WORK REQUIRED:
Where a line contains the word "量力而行", copy that line.

Stored data entries
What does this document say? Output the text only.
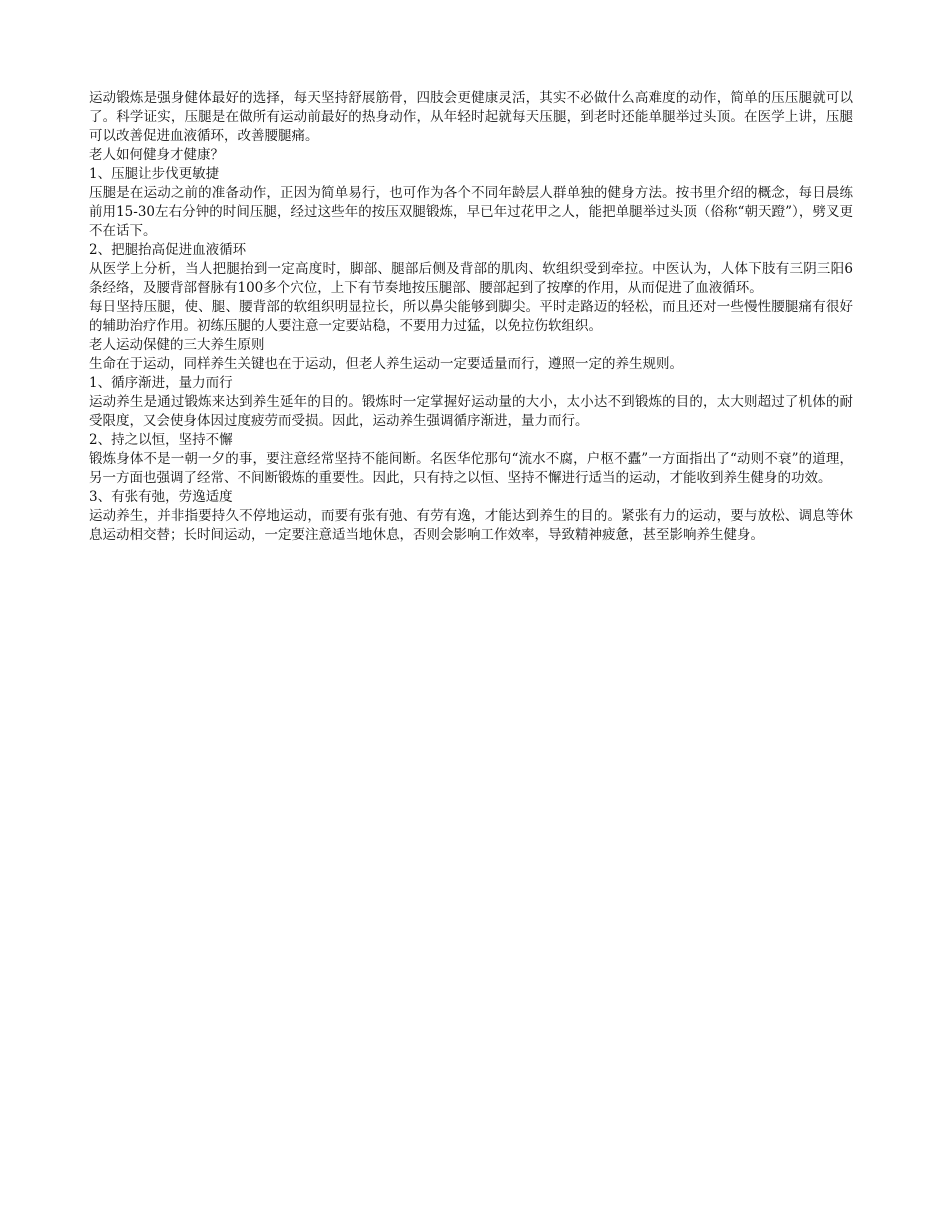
运动锻炼是强身健体最好的选择，每天坚持舒展筋骨，四肢会更健康灵活，其实不必做什么高难度的动作，简单的压压腿就可以了。科学证实，压腿是在做所有运动前最好的热身动作，从年轻时起就每天压腿，到老时还能单腿举过头顶。在医学上讲，压腿可以改善促进血液循环，改善腰腿痛。

老人如何健身才健康？

1、压腿让步伐更敏捷

压腿是在运动之前的准备动作，正因为简单易行，也可作为各个不同年龄层人群单独的健身方法。按书里介绍的概念，每日晨练前用15-30左右分钟的时间压腿，经过这些年的按压双腿锻炼，早已年过花甲之人，能把单腿举过头顶（俗称“朝天蹬”），劈叉更不在话下。

2、把腿抬高促进血液循环

从医学上分析，当人把腿抬到一定高度时，脚部、腿部后侧及背部的肌肉、软组织受到牵拉。中医认为，人体下肢有三阴三阳6条经络，及腰背部督脉有100多个穴位，上下有节奏地按压腿部、腰部起到了按摩的作用，从而促进了血液循环。

每日坚持压腿，使、腿、腰背部的软组织明显拉长，所以鼻尖能够到脚尖。平时走路迈的轻松，而且还对一些慢性腰腿痛有很好的辅助治疗作用。初练压腿的人要注意一定要站稳，不要用力过猛，以免拉伤软组织。

老人运动保健的三大养生原则

生命在于运动，同样养生关键也在于运动，但老人养生运动一定要适量而行，遵照一定的养生规则。

1、循序渐进，量力而行

运动养生是通过锻炼来达到养生延年的目的。锻炼时一定掌握好运动量的大小，太小达不到锻炼的目的，太大则超过了机体的耐受限度，又会使身体因过度疲劳而受损。因此，运动养生强调循序渐进，量力而行。

2、持之以恒，坚持不懈

锻炼身体不是一朝一夕的事，要注意经常坚持不能间断。名医华佗那句“流水不腐，户枢不蠹”一方面指出了“动则不衰”的道理，另一方面也强调了经常、不间断锻炼的重要性。因此，只有持之以恒、坚持不懈进行适当的运动，才能收到养生健身的功效。

3、有张有弛，劳逸适度

运动养生，并非指要持久不停地运动，而要有张有弛、有劳有逸，才能达到养生的目的。紧张有力的运动，要与放松、调息等休息运动相交替；长时间运动，一定要注意适当地休息，否则会影响工作效率，导致精神疲惫，甚至影响养生健身。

FULL RESPONSE:
1、循序渐进，量力而行
运动养生是通过锻炼来达到养生延年的目的。锻炼时一定掌握好运动量的大小，太小达不到锻炼的目的，太大则超过了机体的耐受限度，又会使身体因过度疲劳而受损。因此，运动养生强调循序渐进，量力而行。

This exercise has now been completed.